Quote the listing in full, exactly as given, minus any pictures.

----

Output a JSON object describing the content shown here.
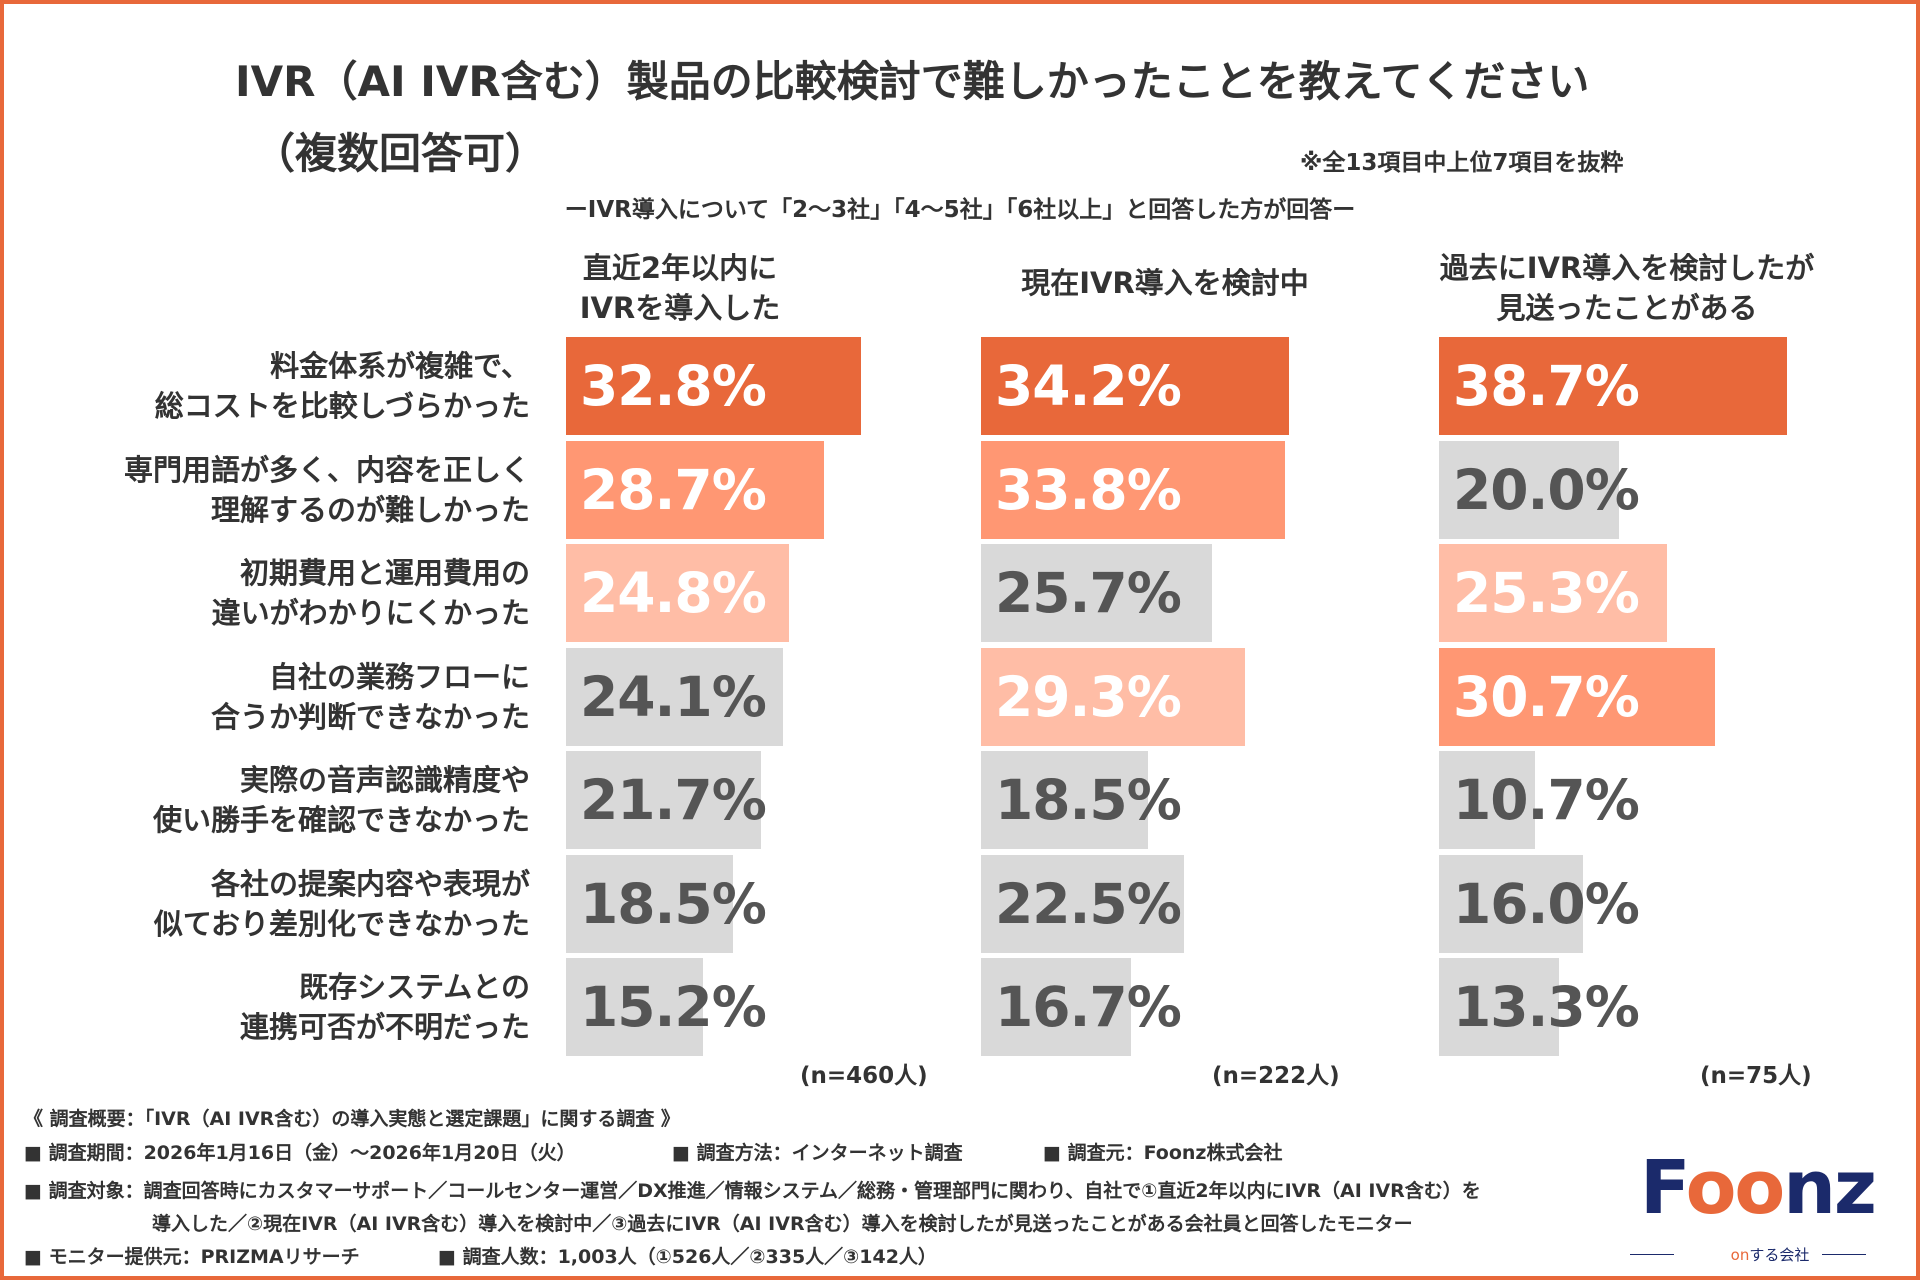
{
  "chart_data": {
    "type": "bar",
    "title": "IVR（AI IVR含む）製品の比較検討で難しかったことを教えてください",
    "title_line2": "（複数回答可）",
    "note": "※全13項目中上位7項目を抜粋",
    "subtitle": "ーIVR導入について「2～3社」「4～5社」「6社以上」と回答した方が回答ー",
    "categories": [
      "料金体系が複雑で、\n総コストを比較しづらかった",
      "専門用語が多く、内容を正しく\n理解するのが難しかった",
      "初期費用と運用費用の\n違いがわかりにくかった",
      "自社の業務フローに\n合うか判断できなかった",
      "実際の音声認識精度や\n使い勝手を確認できなかった",
      "各社の提案内容や表現が\n似ており差別化できなかった",
      "既存システムとの\n連携可否が不明だった"
    ],
    "series": [
      {
        "name": "直近2年以内に\nIVRを導入した",
        "n": "(n=460人)",
        "values": [
          32.8,
          28.7,
          24.8,
          24.1,
          21.7,
          18.5,
          15.2
        ],
        "labels": [
          "32.8%",
          "28.7%",
          "24.8%",
          "24.1%",
          "21.7%",
          "18.5%",
          "15.2%"
        ]
      },
      {
        "name": "現在IVR導入を検討中",
        "n": "(n=222人)",
        "values": [
          34.2,
          33.8,
          25.7,
          29.3,
          18.5,
          22.5,
          16.7
        ],
        "labels": [
          "34.2%",
          "33.8%",
          "25.7%",
          "29.3%",
          "18.5%",
          "22.5%",
          "16.7%"
        ]
      },
      {
        "name": "過去にIVR導入を検討したが\n見送ったことがある",
        "n": "(n=75人)",
        "values": [
          38.7,
          20.0,
          25.3,
          30.7,
          10.7,
          16.0,
          13.3
        ],
        "labels": [
          "38.7%",
          "20.0%",
          "25.3%",
          "30.7%",
          "10.7%",
          "16.0%",
          "13.3%"
        ]
      }
    ],
    "highlight_colors": [
      "#E8683A",
      "#FF9773",
      "#FFBDA6"
    ],
    "default_color": "#D9D9D9",
    "xlim": [
      0,
      40
    ]
  },
  "footer": {
    "line1": "《 調査概要：「IVR（AI IVR含む）の導入実態と選定課題」に関する調査 》",
    "line2a": "■ 調査期間：2026年1月16日（金）～2026年1月20日（火）",
    "line2b": "■ 調査方法：インターネット調査",
    "line2c": "■ 調査元：Foonz株式会社",
    "line3": "■ 調査対象：調査回答時にカスタマーサポート／コールセンター運営／DX推進／情報システム／総務・管理部門に関わり、自社で①直近2年以内にIVR（AI IVR含む）を",
    "line4": "導入した／②現在IVR（AI IVR含む）導入を検討中／③過去にIVR（AI IVR含む）導入を検討したが見送ったことがある会社員と回答したモニター",
    "line5a": "■ モニター提供元：PRIZMAリサーチ",
    "line5b": "■ 調査人数：1,003人（①526人／②335人／③142人）"
  },
  "logo": {
    "f": "F",
    "oo": "oo",
    "nz": "nz",
    "sub_on": "on",
    "sub_rest": "する会社"
  }
}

----

**FINAL RESULT:**
Output a JSON object describing the content shown here.
{
  "chart_data": {
    "type": "bar",
    "title": "IVR（AI IVR含む）製品の比較検討で難しかったことを教えてください",
    "title_line2": "（複数回答可）",
    "note": "※全13項目中上位7項目を抜粋",
    "subtitle": "ーIVR導入について「2～3社」「4～5社」「6社以上」と回答した方が回答ー",
    "categories": [
      "料金体系が複雑で、\n総コストを比較しづらかった",
      "専門用語が多く、内容を正しく\n理解するのが難しかった",
      "初期費用と運用費用の\n違いがわかりにくかった",
      "自社の業務フローに\n合うか判断できなかった",
      "実際の音声認識精度や\n使い勝手を確認できなかった",
      "各社の提案内容や表現が\n似ており差別化できなかった",
      "既存システムとの\n連携可否が不明だった"
    ],
    "series": [
      {
        "name": "直近2年以内に\nIVRを導入した",
        "n": "(n=460人)",
        "values": [
          32.8,
          28.7,
          24.8,
          24.1,
          21.7,
          18.5,
          15.2
        ],
        "labels": [
          "32.8%",
          "28.7%",
          "24.8%",
          "24.1%",
          "21.7%",
          "18.5%",
          "15.2%"
        ]
      },
      {
        "name": "現在IVR導入を検討中",
        "n": "(n=222人)",
        "values": [
          34.2,
          33.8,
          25.7,
          29.3,
          18.5,
          22.5,
          16.7
        ],
        "labels": [
          "34.2%",
          "33.8%",
          "25.7%",
          "29.3%",
          "18.5%",
          "22.5%",
          "16.7%"
        ]
      },
      {
        "name": "過去にIVR導入を検討したが\n見送ったことがある",
        "n": "(n=75人)",
        "values": [
          38.7,
          20.0,
          25.3,
          30.7,
          10.7,
          16.0,
          13.3
        ],
        "labels": [
          "38.7%",
          "20.0%",
          "25.3%",
          "30.7%",
          "10.7%",
          "16.0%",
          "13.3%"
        ]
      }
    ],
    "highlight_colors": [
      "#E8683A",
      "#FF9773",
      "#FFBDA6"
    ],
    "default_color": "#D9D9D9",
    "xlim": [
      0,
      40
    ]
  },
  "footer": {
    "line1": "《 調査概要：「IVR（AI IVR含む）の導入実態と選定課題」に関する調査 》",
    "line2a": "■ 調査期間：2026年1月16日（金）～2026年1月20日（火）",
    "line2b": "■ 調査方法：インターネット調査",
    "line2c": "■ 調査元：Foonz株式会社",
    "line3": "■ 調査対象：調査回答時にカスタマーサポート／コールセンター運営／DX推進／情報システム／総務・管理部門に関わり、自社で①直近2年以内にIVR（AI IVR含む）を",
    "line4": "導入した／②現在IVR（AI IVR含む）導入を検討中／③過去にIVR（AI IVR含む）導入を検討したが見送ったことがある会社員と回答したモニター",
    "line5a": "■ モニター提供元：PRIZMAリサーチ",
    "line5b": "■ 調査人数：1,003人（①526人／②335人／③142人）"
  },
  "logo": {
    "f": "F",
    "oo": "oo",
    "nz": "nz",
    "sub_on": "on",
    "sub_rest": "する会社"
  }
}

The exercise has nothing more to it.